• WHAT IS ASKED
Output all of the entries below precisely as written.

• EXERCISE INPUT
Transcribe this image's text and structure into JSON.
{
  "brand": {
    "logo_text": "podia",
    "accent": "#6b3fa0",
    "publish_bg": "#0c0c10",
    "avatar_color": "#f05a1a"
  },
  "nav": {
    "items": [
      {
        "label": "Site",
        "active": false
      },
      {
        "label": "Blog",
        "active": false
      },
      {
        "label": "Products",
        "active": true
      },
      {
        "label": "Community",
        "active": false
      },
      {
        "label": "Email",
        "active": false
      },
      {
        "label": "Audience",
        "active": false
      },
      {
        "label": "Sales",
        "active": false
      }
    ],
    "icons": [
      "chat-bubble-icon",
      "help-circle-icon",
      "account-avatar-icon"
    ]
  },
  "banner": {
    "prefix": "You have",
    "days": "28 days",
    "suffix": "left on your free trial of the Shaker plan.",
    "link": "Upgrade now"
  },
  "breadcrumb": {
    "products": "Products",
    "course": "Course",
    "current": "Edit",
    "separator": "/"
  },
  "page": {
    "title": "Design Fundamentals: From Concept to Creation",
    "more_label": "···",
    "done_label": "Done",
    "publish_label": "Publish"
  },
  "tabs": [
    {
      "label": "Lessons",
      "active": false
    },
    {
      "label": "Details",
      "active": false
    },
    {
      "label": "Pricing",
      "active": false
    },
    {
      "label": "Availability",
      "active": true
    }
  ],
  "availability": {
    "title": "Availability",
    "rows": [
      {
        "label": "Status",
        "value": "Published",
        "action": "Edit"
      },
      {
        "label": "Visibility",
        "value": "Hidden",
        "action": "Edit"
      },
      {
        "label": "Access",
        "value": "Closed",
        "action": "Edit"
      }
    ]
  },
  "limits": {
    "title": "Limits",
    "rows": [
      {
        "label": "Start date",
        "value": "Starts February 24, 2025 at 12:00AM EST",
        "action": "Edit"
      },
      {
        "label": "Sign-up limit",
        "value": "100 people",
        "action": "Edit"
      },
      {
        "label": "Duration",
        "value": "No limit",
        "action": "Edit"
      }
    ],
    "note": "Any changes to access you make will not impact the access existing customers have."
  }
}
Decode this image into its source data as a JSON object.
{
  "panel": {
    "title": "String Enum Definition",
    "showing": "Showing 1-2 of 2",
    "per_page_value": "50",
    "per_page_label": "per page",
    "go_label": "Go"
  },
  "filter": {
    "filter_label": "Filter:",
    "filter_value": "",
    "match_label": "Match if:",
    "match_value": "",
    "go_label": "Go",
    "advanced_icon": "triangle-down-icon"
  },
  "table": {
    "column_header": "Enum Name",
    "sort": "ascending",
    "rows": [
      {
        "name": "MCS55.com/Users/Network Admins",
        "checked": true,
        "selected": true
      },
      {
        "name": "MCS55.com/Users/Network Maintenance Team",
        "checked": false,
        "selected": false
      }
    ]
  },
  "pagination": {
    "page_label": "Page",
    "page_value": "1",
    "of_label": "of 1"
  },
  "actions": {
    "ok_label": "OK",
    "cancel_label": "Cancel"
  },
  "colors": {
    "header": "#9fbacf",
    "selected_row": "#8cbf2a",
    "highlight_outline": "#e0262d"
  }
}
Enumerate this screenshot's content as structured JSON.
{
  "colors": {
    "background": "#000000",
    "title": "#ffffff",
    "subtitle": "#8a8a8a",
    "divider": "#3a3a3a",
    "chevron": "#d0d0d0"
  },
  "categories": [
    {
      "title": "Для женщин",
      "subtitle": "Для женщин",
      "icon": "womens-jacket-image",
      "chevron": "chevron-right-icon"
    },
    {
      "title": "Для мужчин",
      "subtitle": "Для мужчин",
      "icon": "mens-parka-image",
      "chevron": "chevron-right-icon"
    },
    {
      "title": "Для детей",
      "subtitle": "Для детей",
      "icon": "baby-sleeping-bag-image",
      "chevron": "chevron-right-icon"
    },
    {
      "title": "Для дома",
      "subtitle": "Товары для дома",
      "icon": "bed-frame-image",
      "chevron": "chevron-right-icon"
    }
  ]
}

• TASK RESULT
Transcribe this image's text and structure into JSON.
{
  "brand": {
    "logo_text": "podia",
    "accent": "#6b3fa0",
    "publish_bg": "#0c0c10",
    "avatar_color": "#f05a1a"
  },
  "nav": {
    "items": [
      {
        "label": "Site",
        "active": false
      },
      {
        "label": "Blog",
        "active": false
      },
      {
        "label": "Products",
        "active": true
      },
      {
        "label": "Community",
        "active": false
      },
      {
        "label": "Email",
        "active": false
      },
      {
        "label": "Audience",
        "active": false
      },
      {
        "label": "Sales",
        "active": false
      }
    ],
    "icons": [
      "chat-bubble-icon",
      "help-circle-icon",
      "account-avatar-icon"
    ]
  },
  "banner": {
    "prefix": "You have",
    "days": "28 days",
    "suffix": "left on your free trial of the Shaker plan.",
    "link": "Upgrade now"
  },
  "breadcrumb": {
    "products": "Products",
    "course": "Course",
    "current": "Edit",
    "separator": "/"
  },
  "page": {
    "title": "Design Fundamentals: From Concept to Creation",
    "more_label": "···",
    "done_label": "Done",
    "publish_label": "Publish"
  },
  "tabs": [
    {
      "label": "Lessons",
      "active": false
    },
    {
      "label": "Details",
      "active": false
    },
    {
      "label": "Pricing",
      "active": false
    },
    {
      "label": "Availability",
      "active": true
    }
  ],
  "availability": {
    "title": "Availability",
    "rows": [
      {
        "label": "Status",
        "value": "Published",
        "action": "Edit"
      },
      {
        "label": "Visibility",
        "value": "Hidden",
        "action": "Edit"
      },
      {
        "label": "Access",
        "value": "Closed",
        "action": "Edit"
      }
    ]
  },
  "limits": {
    "title": "Limits",
    "rows": [
      {
        "label": "Start date",
        "value": "Starts February 24, 2025 at 12:00AM EST",
        "action": "Edit"
      },
      {
        "label": "Sign-up limit",
        "value": "100 people",
        "action": "Edit"
      },
      {
        "label": "Duration",
        "value": "No limit",
        "action": "Edit"
      }
    ],
    "note": "Any changes to access you make will not impact the access existing customers have."
  }
}
Decode this image into its source data as a JSON object.
{
  "panel": {
    "title": "String Enum Definition",
    "showing": "Showing 1-2 of 2",
    "per_page_value": "50",
    "per_page_label": "per page",
    "go_label": "Go"
  },
  "filter": {
    "filter_label": "Filter:",
    "filter_value": "",
    "match_label": "Match if:",
    "match_value": "",
    "go_label": "Go",
    "advanced_icon": "triangle-down-icon"
  },
  "table": {
    "column_header": "Enum Name",
    "sort": "ascending",
    "rows": [
      {
        "name": "MCS55.com/Users/Network Admins",
        "checked": true,
        "selected": true
      },
      {
        "name": "MCS55.com/Users/Network Maintenance Team",
        "checked": false,
        "selected": false
      }
    ]
  },
  "pagination": {
    "page_label": "Page",
    "page_value": "1",
    "of_label": "of 1"
  },
  "actions": {
    "ok_label": "OK",
    "cancel_label": "Cancel"
  },
  "colors": {
    "header": "#9fbacf",
    "selected_row": "#8cbf2a",
    "highlight_outline": "#e0262d"
  }
}
Enumerate this screenshot's content as structured JSON.
{
  "colors": {
    "background": "#000000",
    "title": "#ffffff",
    "subtitle": "#8a8a8a",
    "divider": "#3a3a3a",
    "chevron": "#d0d0d0"
  },
  "categories": [
    {
      "title": "Для женщин",
      "subtitle": "Для женщин",
      "icon": "womens-jacket-image",
      "chevron": "chevron-right-icon"
    },
    {
      "title": "Для мужчин",
      "subtitle": "Для мужчин",
      "icon": "mens-parka-image",
      "chevron": "chevron-right-icon"
    },
    {
      "title": "Для детей",
      "subtitle": "Для детей",
      "icon": "baby-sleeping-bag-image",
      "chevron": "chevron-right-icon"
    },
    {
      "title": "Для дома",
      "subtitle": "Товары для дома",
      "icon": "bed-frame-image",
      "chevron": "chevron-right-icon"
    }
  ]
}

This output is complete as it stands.